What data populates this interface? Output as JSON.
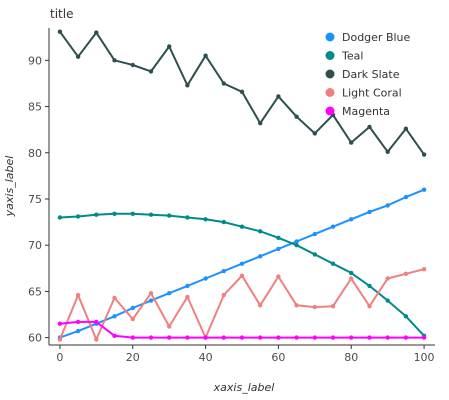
{
  "chart_data": {
    "type": "line",
    "title": "title",
    "xlabel": "xaxis_label",
    "ylabel": "yaxis_label",
    "xlim": [
      -3,
      103
    ],
    "ylim": [
      59.2,
      93.5
    ],
    "x_ticks": [
      0,
      20,
      40,
      60,
      80,
      100
    ],
    "y_ticks": [
      60,
      65,
      70,
      75,
      80,
      85,
      90
    ],
    "grid": false,
    "legend_position": "top-right",
    "series": [
      {
        "name": "Dodger Blue",
        "color": "#1E90FF",
        "x": [
          0,
          5,
          10,
          15,
          20,
          25,
          30,
          35,
          40,
          45,
          50,
          55,
          60,
          65,
          70,
          75,
          80,
          85,
          90,
          95,
          100
        ],
        "y": [
          60.0,
          60.7,
          61.5,
          62.3,
          63.2,
          64.0,
          64.8,
          65.6,
          66.4,
          67.2,
          68.0,
          68.8,
          69.6,
          70.4,
          71.2,
          72.0,
          72.8,
          73.6,
          74.3,
          75.2,
          76.0
        ]
      },
      {
        "name": "Teal",
        "color": "#008B8B",
        "x": [
          0,
          5,
          10,
          15,
          20,
          25,
          30,
          35,
          40,
          45,
          50,
          55,
          60,
          65,
          70,
          75,
          80,
          85,
          90,
          95,
          100
        ],
        "y": [
          73.0,
          73.1,
          73.3,
          73.4,
          73.4,
          73.3,
          73.2,
          73.0,
          72.8,
          72.5,
          72.0,
          71.5,
          70.8,
          70.0,
          69.0,
          68.0,
          67.0,
          65.6,
          64.0,
          62.3,
          60.2
        ]
      },
      {
        "name": "Dark Slate",
        "color": "#2F4F4F",
        "x": [
          0,
          5,
          10,
          15,
          20,
          25,
          30,
          35,
          40,
          45,
          50,
          55,
          60,
          65,
          70,
          75,
          80,
          85,
          90,
          95,
          100
        ],
        "y": [
          93.1,
          90.4,
          93.0,
          90.0,
          89.5,
          88.8,
          91.5,
          87.3,
          90.5,
          87.5,
          86.6,
          83.2,
          86.1,
          83.9,
          82.1,
          84.1,
          81.1,
          82.8,
          80.1,
          82.6,
          79.8
        ]
      },
      {
        "name": "Light Coral",
        "color": "#F08080",
        "x": [
          0,
          5,
          10,
          15,
          20,
          25,
          30,
          35,
          40,
          45,
          50,
          55,
          60,
          65,
          70,
          75,
          80,
          85,
          90,
          95,
          100
        ],
        "y": [
          59.8,
          64.6,
          59.8,
          64.3,
          62.0,
          64.8,
          61.2,
          64.4,
          60.0,
          64.6,
          66.7,
          63.5,
          66.6,
          63.5,
          63.3,
          63.4,
          66.4,
          63.4,
          66.4,
          66.9,
          67.4
        ]
      },
      {
        "name": "Magenta",
        "color": "#FF00FF",
        "x": [
          0,
          5,
          10,
          15,
          20,
          25,
          30,
          35,
          40,
          45,
          50,
          55,
          60,
          65,
          70,
          75,
          80,
          85,
          90,
          95,
          100
        ],
        "y": [
          61.5,
          61.7,
          61.7,
          60.2,
          60.0,
          60.0,
          60.0,
          60.0,
          60.0,
          60.0,
          60.0,
          60.0,
          60.0,
          60.0,
          60.0,
          60.0,
          60.0,
          60.0,
          60.0,
          60.0,
          60.0
        ]
      }
    ]
  }
}
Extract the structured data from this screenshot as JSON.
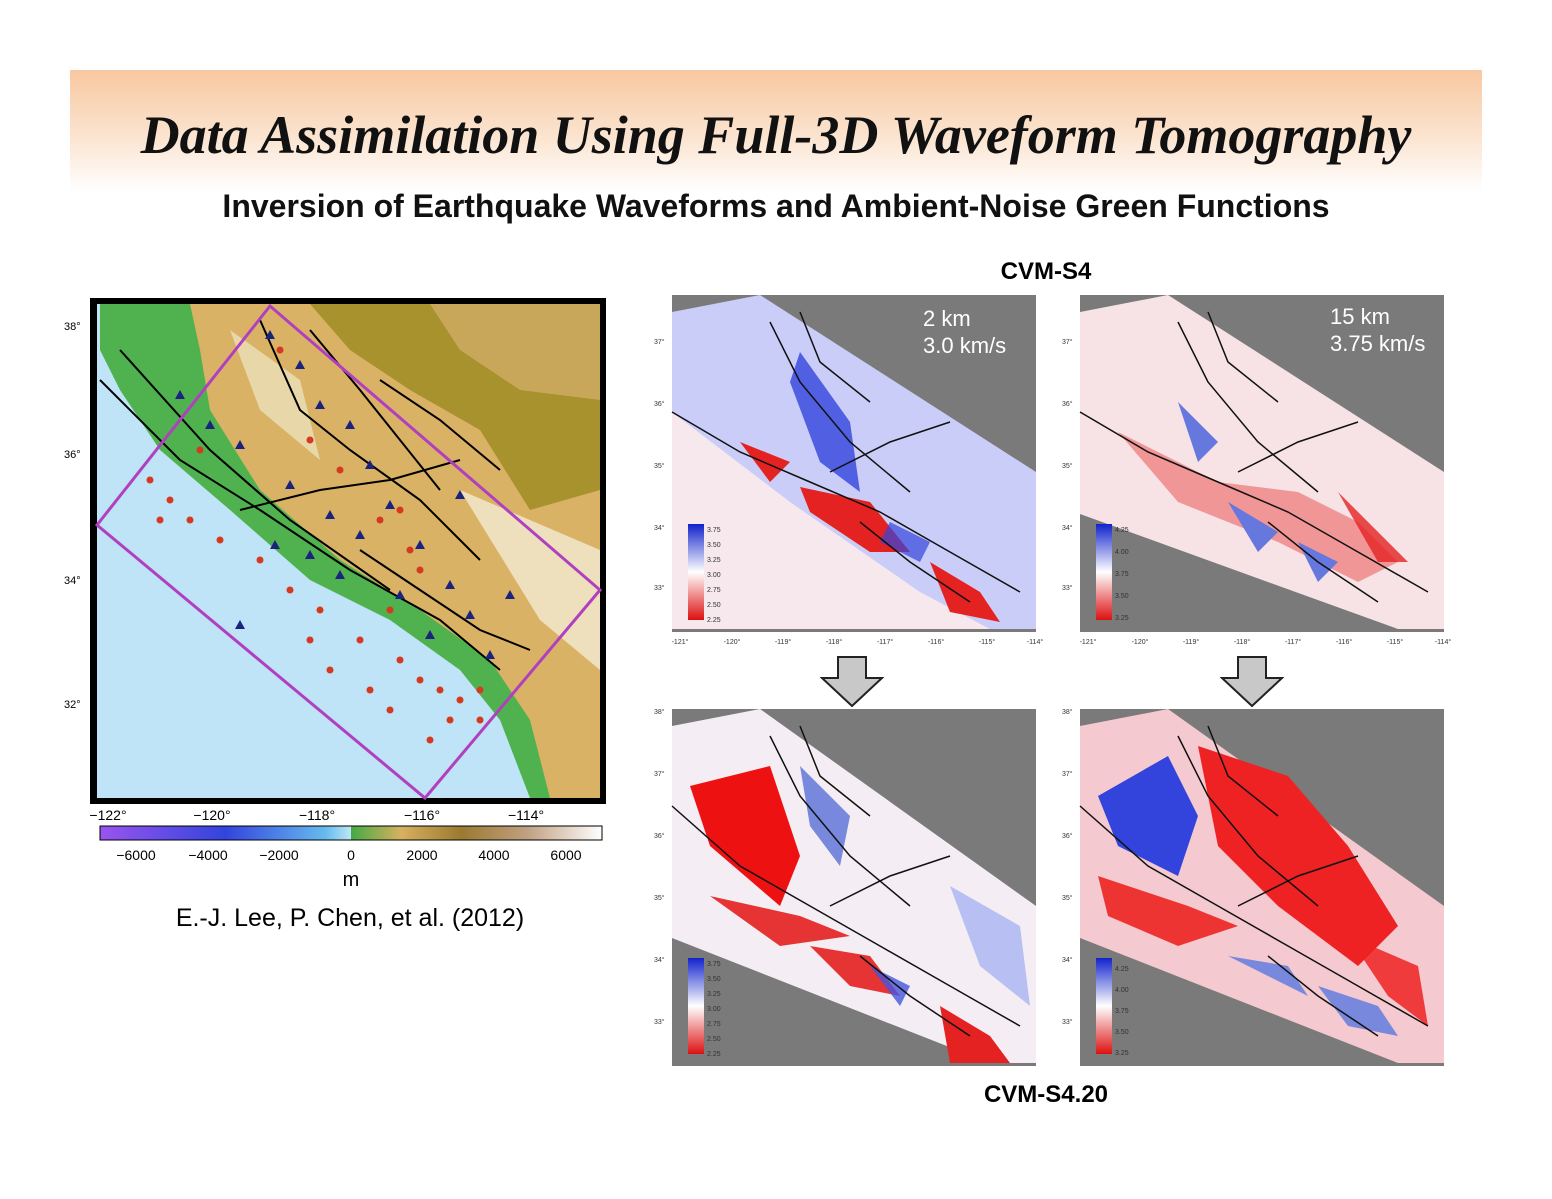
{
  "title": "Data Assimilation Using Full-3D Waveform Tomography",
  "subtitle": "Inversion of Earthquake Waveforms and Ambient-Noise Green Functions",
  "top_label": "CVM-S4",
  "bottom_label": "CVM-S4.20",
  "credit": "E.-J. Lee, P. Chen, et al. (2012)",
  "map": {
    "lat_ticks": [
      "38°",
      "36°",
      "34°",
      "32°"
    ],
    "lon_ticks": [
      "−122°",
      "−120°",
      "−118°",
      "−116°",
      "−114°"
    ],
    "colorbar_ticks": [
      "−6000",
      "−4000",
      "−2000",
      "0",
      "2000",
      "4000",
      "6000"
    ],
    "colorbar_unit": "m"
  },
  "panels": {
    "top_left": {
      "depth": "2 km",
      "velocity": "3.0 km/s",
      "scale": [
        "3.75",
        "3.50",
        "3.25",
        "3.00",
        "2.75",
        "2.50",
        "2.25"
      ]
    },
    "top_right": {
      "depth": "15 km",
      "velocity": "3.75 km/s",
      "scale": [
        "4.25",
        "4.00",
        "3.75",
        "3.50",
        "3.25"
      ]
    },
    "bottom_left": {
      "scale": [
        "3.75",
        "3.50",
        "3.25",
        "3.00",
        "2.75",
        "2.50",
        "2.25"
      ]
    },
    "bottom_right": {
      "scale": [
        "4.25",
        "4.00",
        "3.75",
        "3.50",
        "3.25"
      ]
    },
    "lat_ticks_top": [
      "37°",
      "36°",
      "35°",
      "34°",
      "33°"
    ],
    "lat_ticks_bottom": [
      "38°",
      "37°",
      "36°",
      "35°",
      "34°",
      "33°"
    ],
    "lon_ticks": [
      "-121°",
      "-120°",
      "-119°",
      "-118°",
      "-117°",
      "-116°",
      "-115°",
      "-114°"
    ]
  },
  "colors": {
    "blue": "#2233dd",
    "red": "#ee1111",
    "gray": "#7a7a7a",
    "box": "#b040c0"
  }
}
═══
### Task objective:
Using the entries above, find all lines with "JSON". Copy them.

### Result of this task:
What data populates this interface? Output as JSON.
Extract the structured data from this screenshot as JSON.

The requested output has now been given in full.